WHAT THIS TASK INVOLVES ▸ Below you will find a set of lines. Repeat them all exactly.

>>>

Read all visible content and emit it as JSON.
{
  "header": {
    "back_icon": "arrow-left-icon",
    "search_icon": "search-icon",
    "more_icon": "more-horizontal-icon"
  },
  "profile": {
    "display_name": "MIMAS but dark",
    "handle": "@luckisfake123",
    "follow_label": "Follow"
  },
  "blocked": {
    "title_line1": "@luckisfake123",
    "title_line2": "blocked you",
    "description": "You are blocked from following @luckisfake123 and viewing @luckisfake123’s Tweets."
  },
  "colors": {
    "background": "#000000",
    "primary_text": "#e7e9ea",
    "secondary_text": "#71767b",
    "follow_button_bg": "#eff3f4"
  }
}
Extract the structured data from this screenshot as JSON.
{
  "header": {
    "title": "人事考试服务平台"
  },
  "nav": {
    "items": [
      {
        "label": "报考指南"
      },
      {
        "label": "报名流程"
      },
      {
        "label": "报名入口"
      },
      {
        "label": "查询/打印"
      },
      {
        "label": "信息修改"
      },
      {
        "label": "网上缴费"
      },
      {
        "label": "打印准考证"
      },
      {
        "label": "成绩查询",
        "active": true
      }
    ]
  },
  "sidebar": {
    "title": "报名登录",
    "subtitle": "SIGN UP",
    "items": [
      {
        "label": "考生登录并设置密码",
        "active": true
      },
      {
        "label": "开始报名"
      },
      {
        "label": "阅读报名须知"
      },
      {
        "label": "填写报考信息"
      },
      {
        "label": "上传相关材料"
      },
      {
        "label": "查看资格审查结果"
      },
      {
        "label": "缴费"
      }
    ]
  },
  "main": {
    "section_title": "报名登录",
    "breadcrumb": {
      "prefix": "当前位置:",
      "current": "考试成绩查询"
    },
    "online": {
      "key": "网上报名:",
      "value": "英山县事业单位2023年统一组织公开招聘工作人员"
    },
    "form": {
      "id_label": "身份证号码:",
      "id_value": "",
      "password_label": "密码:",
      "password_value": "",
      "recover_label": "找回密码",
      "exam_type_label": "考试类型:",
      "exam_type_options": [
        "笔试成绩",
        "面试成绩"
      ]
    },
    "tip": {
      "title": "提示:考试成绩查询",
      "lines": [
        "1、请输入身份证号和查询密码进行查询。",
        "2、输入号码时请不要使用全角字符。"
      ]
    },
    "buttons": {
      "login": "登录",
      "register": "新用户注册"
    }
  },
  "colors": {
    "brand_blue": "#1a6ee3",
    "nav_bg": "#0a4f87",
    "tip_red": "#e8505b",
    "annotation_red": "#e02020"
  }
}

<<<

ANSWER TO THE EXERCISE ▸
Read all visible content and emit it as JSON.
{
  "header": {
    "back_icon": "arrow-left-icon",
    "search_icon": "search-icon",
    "more_icon": "more-horizontal-icon"
  },
  "profile": {
    "display_name": "MIMAS but dark",
    "handle": "@luckisfake123",
    "follow_label": "Follow"
  },
  "blocked": {
    "title_line1": "@luckisfake123",
    "title_line2": "blocked you",
    "description": "You are blocked from following @luckisfake123 and viewing @luckisfake123’s Tweets."
  },
  "colors": {
    "background": "#000000",
    "primary_text": "#e7e9ea",
    "secondary_text": "#71767b",
    "follow_button_bg": "#eff3f4"
  }
}
Extract the structured data from this screenshot as JSON.
{
  "header": {
    "title": "人事考试服务平台"
  },
  "nav": {
    "items": [
      {
        "label": "报考指南"
      },
      {
        "label": "报名流程"
      },
      {
        "label": "报名入口"
      },
      {
        "label": "查询/打印"
      },
      {
        "label": "信息修改"
      },
      {
        "label": "网上缴费"
      },
      {
        "label": "打印准考证"
      },
      {
        "label": "成绩查询",
        "active": true
      }
    ]
  },
  "sidebar": {
    "title": "报名登录",
    "subtitle": "SIGN UP",
    "items": [
      {
        "label": "考生登录并设置密码",
        "active": true
      },
      {
        "label": "开始报名"
      },
      {
        "label": "阅读报名须知"
      },
      {
        "label": "填写报考信息"
      },
      {
        "label": "上传相关材料"
      },
      {
        "label": "查看资格审查结果"
      },
      {
        "label": "缴费"
      }
    ]
  },
  "main": {
    "section_title": "报名登录",
    "breadcrumb": {
      "prefix": "当前位置:",
      "current": "考试成绩查询"
    },
    "online": {
      "key": "网上报名:",
      "value": "英山县事业单位2023年统一组织公开招聘工作人员"
    },
    "form": {
      "id_label": "身份证号码:",
      "id_value": "",
      "password_label": "密码:",
      "password_value": "",
      "recover_label": "找回密码",
      "exam_type_label": "考试类型:",
      "exam_type_options": [
        "笔试成绩",
        "面试成绩"
      ]
    },
    "tip": {
      "title": "提示:考试成绩查询",
      "lines": [
        "1、请输入身份证号和查询密码进行查询。",
        "2、输入号码时请不要使用全角字符。"
      ]
    },
    "buttons": {
      "login": "登录",
      "register": "新用户注册"
    }
  },
  "colors": {
    "brand_blue": "#1a6ee3",
    "nav_bg": "#0a4f87",
    "tip_red": "#e8505b",
    "annotation_red": "#e02020"
  }
}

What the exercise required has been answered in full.